:: The task ::
Go through the data and copy every line exactly, but not the images.

======== Records for the task

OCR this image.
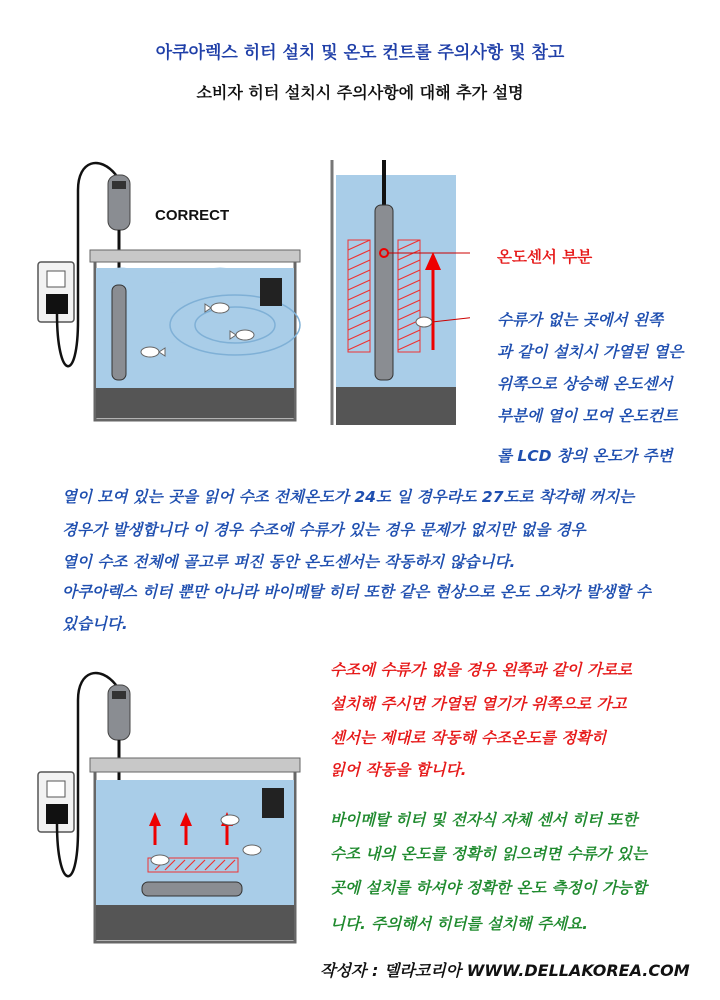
아쿠아렉스 히터 설치 및 온도 컨트롤 주의사항 및 참고
소비자 히터 설치시 주의사항에 대해 추가 설명
CORRECT
온도센서 부분
수류가 없는 곳에서 왼쪽
과 같이 설치시 가열된 열은
위쪽으로 상승해 온도센서
부분에 열이 모여 온도컨트
롤 LCD 창의 온도가 주변
열이 모여 있는 곳을 읽어 수조 전체온도가 24도 일 경우라도 27도로 착각해 꺼지는
경우가 발생합니다 이 경우 수조에 수류가 있는 경우 문제가 없지만 없을 경우
열이 수조 전체에 골고루 퍼진 동안 온도센서는 작동하지 않습니다.
아쿠아렉스 히터 뿐만 아니라 바이메탈 히터 또한 같은 현상으로 온도 오차가 발생할 수
있습니다.
수조에 수류가 없을 경우 왼쪽과 같이 가로로
설치해 주시면 가열된 열기가 위쪽으로 가고
센서는 제대로 작동해 수조온도를 정확히
읽어 작동을 합니다.
바이메탈 히터 및 전자식 자체 센서 히터 또한
수조 내의 온도를 정확히 읽으려면 수류가 있는
곳에 설치를 하셔야 정확한 온도 측정이 가능합
니다. 주의해서 히터를 설치해 주세요.
작성자 : 델라코리아 WWW.DELLAKOREA.COM
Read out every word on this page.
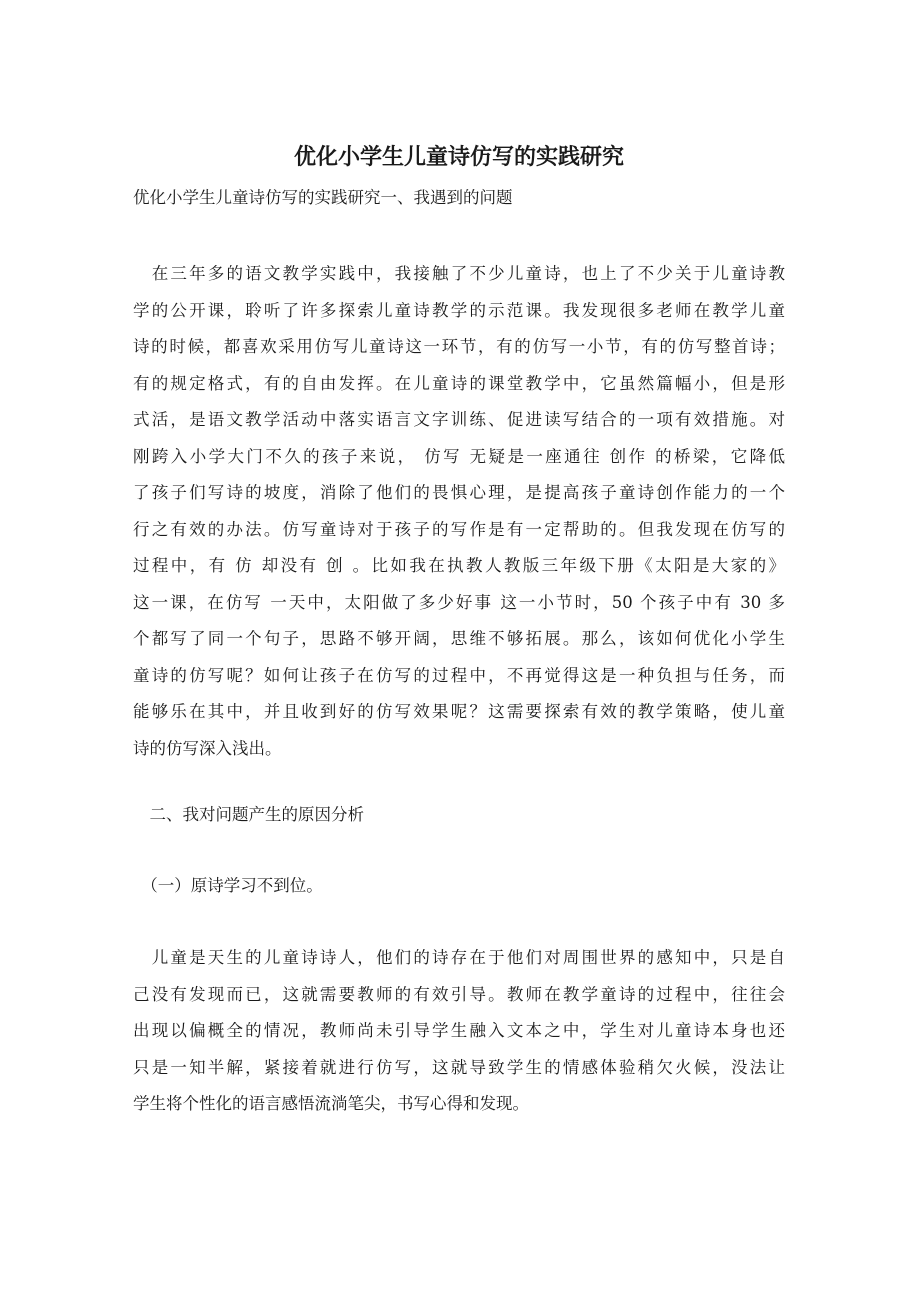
优化小学生儿童诗仿写的实践研究

优化小学生儿童诗仿写的实践研究一、我遇到的问题

　在三年多的语文教学实践中，我接触了不少儿童诗，也上了不少关于儿童诗教
学的公开课，聆听了许多探索儿童诗教学的示范课。我发现很多老师在教学儿童
诗的时候，都喜欢采用仿写儿童诗这一环节，有的仿写一小节，有的仿写整首诗；
有的规定格式，有的自由发挥。在儿童诗的课堂教学中，它虽然篇幅小，但是形
式活，是语文教学活动中落实语言文字训练、促进读写结合的一项有效措施。对
刚跨入小学大门不久的孩子来说， 仿写 无疑是一座通往 创作 的桥梁，它降低
了孩子们写诗的坡度，消除了他们的畏惧心理，是提高孩子童诗创作能力的一个
行之有效的办法。仿写童诗对于孩子的写作是有一定帮助的。但我发现在仿写的
过程中，有 仿 却没有 创 。比如我在执教人教版三年级下册《太阳是大家的》
这一课，在仿写 一天中，太阳做了多少好事 这一小节时，50 个孩子中有 30 多
个都写了同一个句子，思路不够开阔，思维不够拓展。那么，该如何优化小学生
童诗的仿写呢？如何让孩子在仿写的过程中，不再觉得这是一种负担与任务，而
能够乐在其中，并且收到好的仿写效果呢？这需要探索有效的教学策略，使儿童
诗的仿写深入浅出。

　二、我对问题产生的原因分析

　（一）原诗学习不到位。

　儿童是天生的儿童诗诗人，他们的诗存在于他们对周围世界的感知中，只是自
己没有发现而已，这就需要教师的有效引导。教师在教学童诗的过程中，往往会
出现以偏概全的情况，教师尚未引导学生融入文本之中，学生对儿童诗本身也还
只是一知半解，紧接着就进行仿写，这就导致学生的情感体验稍欠火候，没法让
学生将个性化的语言感悟流淌笔尖，书写心得和发现。
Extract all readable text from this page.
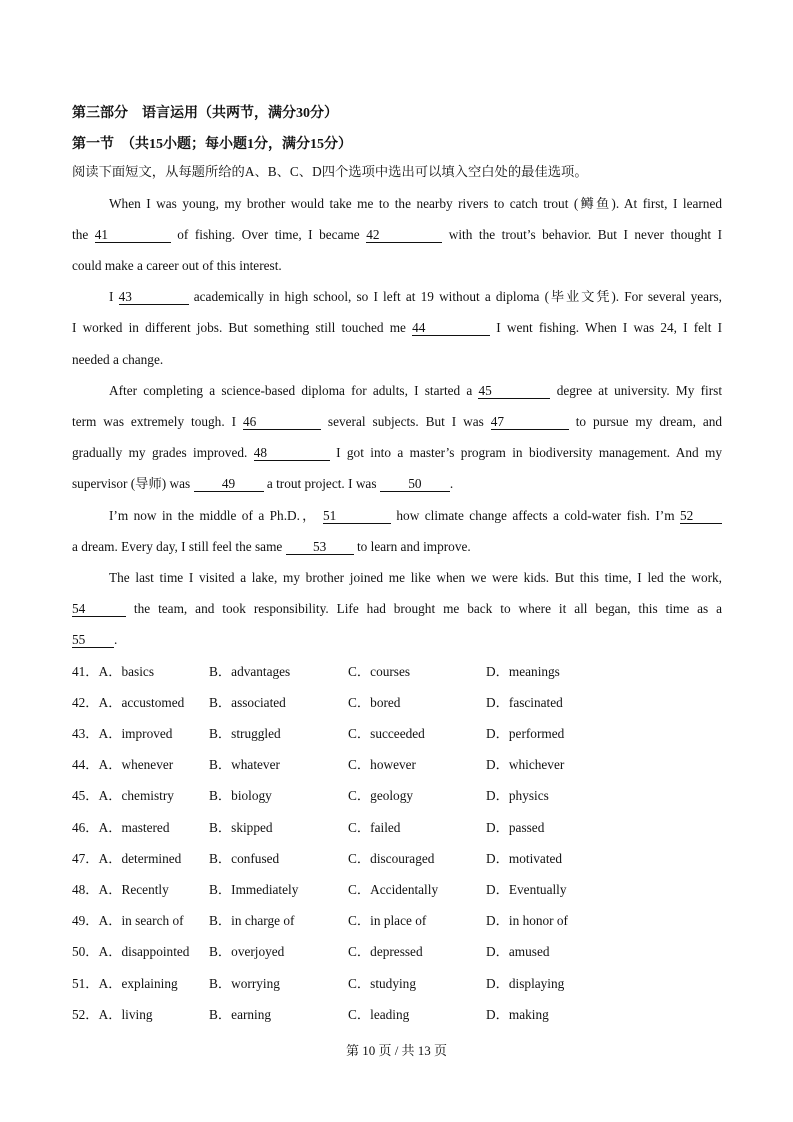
第三部分　语言运用（共两节，满分30分）
第一节　（共15小题；每小题1分，满分15分）
阅读下面短文，从每题所给的A、B、C、D四个选项中选出可以填入空白处的最佳选项。
When I was young, my brother would take me to the nearby rivers to catch trout (鳟鱼). At first, I learned
the 41	of fishing. Over time, I became 42	with the trout’s behavior. But I never thought I
could make a career out of this interest.
I 43	academically in high school, so I left at 19 without a diploma (毕业文凭). For several years,
I worked in different jobs. But something still touched me 44	I went fishing. When I was 24, I felt I
needed a change.
After completing a science-based diploma for adults, I started a 45	degree at university. My first
term was extremely tough. I 46	several subjects. But I was 47	to pursue my dream, and
gradually my grades improved. 48	I got into a master’s program in biodiversity management. And my
supervisor (导师) was 49 a trout project. I was 50 .
I’m now in the middle of a Ph.D.， 51	how climate change affects a cold-water fish. I’m 52
a dream. Every day, I still feel the same 53 to learn and improve.
The last time I visited a lake, my brother joined me like when we were kids. But this time, I led the work,
54	the team, and took responsibility. Life had brought me back to where it all began, this time as a
55 .
41．A．basics	B．advantages	C．courses	D．meanings
42．A．accustomed B．associated	C．bored	D．fascinated
43．A．improved	B．struggled	C．succeeded	D．performed
44．A．whenever	B．whatever	C．however	D．whichever
45．A．chemistry	B．biology	C．geology	D．physics
46．A．mastered	B．skipped	C．failed	D．passed
47．A．determined B．confused	C．discouraged	D．motivated
48．A．Recently	B．Immediately	C．Accidentally	D．Eventually
49．A．in search of B．in charge of	C．in place of	D．in honor of
50．A．disappointed B．overjoyed	C．depressed	D．amused
51．A．explaining B．worrying	C．studying	D．displaying
52．A．living	B．earning	C．leading	D．making
第 10 页 / 共 13 页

================

:: The solution ::
OCR this image.
아쿠아렉스 히터 설치 및 온도 컨트롤 주의사항 및 참고
소비자 히터 설치시 주의사항에 대해 추가 설명
CORRECT
온도센서 부분
수류가 없는 곳에서 왼쪽
과 같이 설치시 가열된 열은
위쪽으로 상승해 온도센서
부분에 열이 모여 온도컨트
롤 LCD 창의 온도가 주변
열이 모여 있는 곳을 읽어 수조 전체온도가 24도 일 경우라도 27도로 착각해 꺼지는
경우가 발생합니다 이 경우 수조에 수류가 있는 경우 문제가 없지만 없을 경우
열이 수조 전체에 골고루 퍼진 동안 온도센서는 작동하지 않습니다.
아쿠아렉스 히터 뿐만 아니라 바이메탈 히터 또한 같은 현상으로 온도 오차가 발생할 수
있습니다.
수조에 수류가 없을 경우 왼쪽과 같이 가로로
설치해 주시면 가열된 열기가 위쪽으로 가고
센서는 제대로 작동해 수조온도를 정확히
읽어 작동을 합니다.
바이메탈 히터 및 전자식 자체 센서 히터 또한
수조 내의 온도를 정확히 읽으려면 수류가 있는
곳에 설치를 하셔야 정확한 온도 측정이 가능합
니다. 주의해서 히터를 설치해 주세요.
작성자 : 델라코리아 WWW.DELLAKOREA.COM
Read out every word on this page.
优化小学生儿童诗仿写的实践研究

优化小学生儿童诗仿写的实践研究一、我遇到的问题

　在三年多的语文教学实践中，我接触了不少儿童诗，也上了不少关于儿童诗教
学的公开课，聆听了许多探索儿童诗教学的示范课。我发现很多老师在教学儿童
诗的时候，都喜欢采用仿写儿童诗这一环节，有的仿写一小节，有的仿写整首诗；
有的规定格式，有的自由发挥。在儿童诗的课堂教学中，它虽然篇幅小，但是形
式活，是语文教学活动中落实语言文字训练、促进读写结合的一项有效措施。对
刚跨入小学大门不久的孩子来说， 仿写 无疑是一座通往 创作 的桥梁，它降低
了孩子们写诗的坡度，消除了他们的畏惧心理，是提高孩子童诗创作能力的一个
行之有效的办法。仿写童诗对于孩子的写作是有一定帮助的。但我发现在仿写的
过程中，有 仿 却没有 创 。比如我在执教人教版三年级下册《太阳是大家的》
这一课，在仿写 一天中，太阳做了多少好事 这一小节时，50 个孩子中有 30 多
个都写了同一个句子，思路不够开阔，思维不够拓展。那么，该如何优化小学生
童诗的仿写呢？如何让孩子在仿写的过程中，不再觉得这是一种负担与任务，而
能够乐在其中，并且收到好的仿写效果呢？这需要探索有效的教学策略，使儿童
诗的仿写深入浅出。

　二、我对问题产生的原因分析

　（一）原诗学习不到位。

　儿童是天生的儿童诗诗人，他们的诗存在于他们对周围世界的感知中，只是自
己没有发现而已，这就需要教师的有效引导。教师在教学童诗的过程中，往往会
出现以偏概全的情况，教师尚未引导学生融入文本之中，学生对儿童诗本身也还
只是一知半解，紧接着就进行仿写，这就导致学生的情感体验稍欠火候，没法让
学生将个性化的语言感悟流淌笔尖，书写心得和发现。
Extract all readable text from this page.
第三部分　语言运用（共两节，满分30分）
第一节　（共15小题；每小题1分，满分15分）
阅读下面短文，从每题所给的A、B、C、D四个选项中选出可以填入空白处的最佳选项。
When I was young, my brother would take me to the nearby rivers to catch trout (鳟鱼). At first, I learned
the 41	of fishing. Over time, I became 42	with the trout’s behavior. But I never thought I
could make a career out of this interest.
I 43	academically in high school, so I left at 19 without a diploma (毕业文凭). For several years,
I worked in different jobs. But something still touched me 44	I went fishing. When I was 24, I felt I
needed a change.
After completing a science-based diploma for adults, I started a 45	degree at university. My first
term was extremely tough. I 46	several subjects. But I was 47	to pursue my dream, and
gradually my grades improved. 48	I got into a master’s program in biodiversity management. And my
supervisor (导师) was 49 a trout project. I was 50 .
I’m now in the middle of a Ph.D.， 51	how climate change affects a cold-water fish. I’m 52
a dream. Every day, I still feel the same 53 to learn and improve.
The last time I visited a lake, my brother joined me like when we were kids. But this time, I led the work,
54	the team, and took responsibility. Life had brought me back to where it all began, this time as a
55 .
41．A．basics	B．advantages	C．courses	D．meanings
42．A．accustomed B．associated	C．bored	D．fascinated
43．A．improved	B．struggled	C．succeeded	D．performed
44．A．whenever	B．whatever	C．however	D．whichever
45．A．chemistry	B．biology	C．geology	D．physics
46．A．mastered	B．skipped	C．failed	D．passed
47．A．determined B．confused	C．discouraged	D．motivated
48．A．Recently	B．Immediately	C．Accidentally	D．Eventually
49．A．in search of B．in charge of	C．in place of	D．in honor of
50．A．disappointed B．overjoyed	C．depressed	D．amused
51．A．explaining B．worrying	C．studying	D．displaying
52．A．living	B．earning	C．leading	D．making
第 10 页 / 共 13 页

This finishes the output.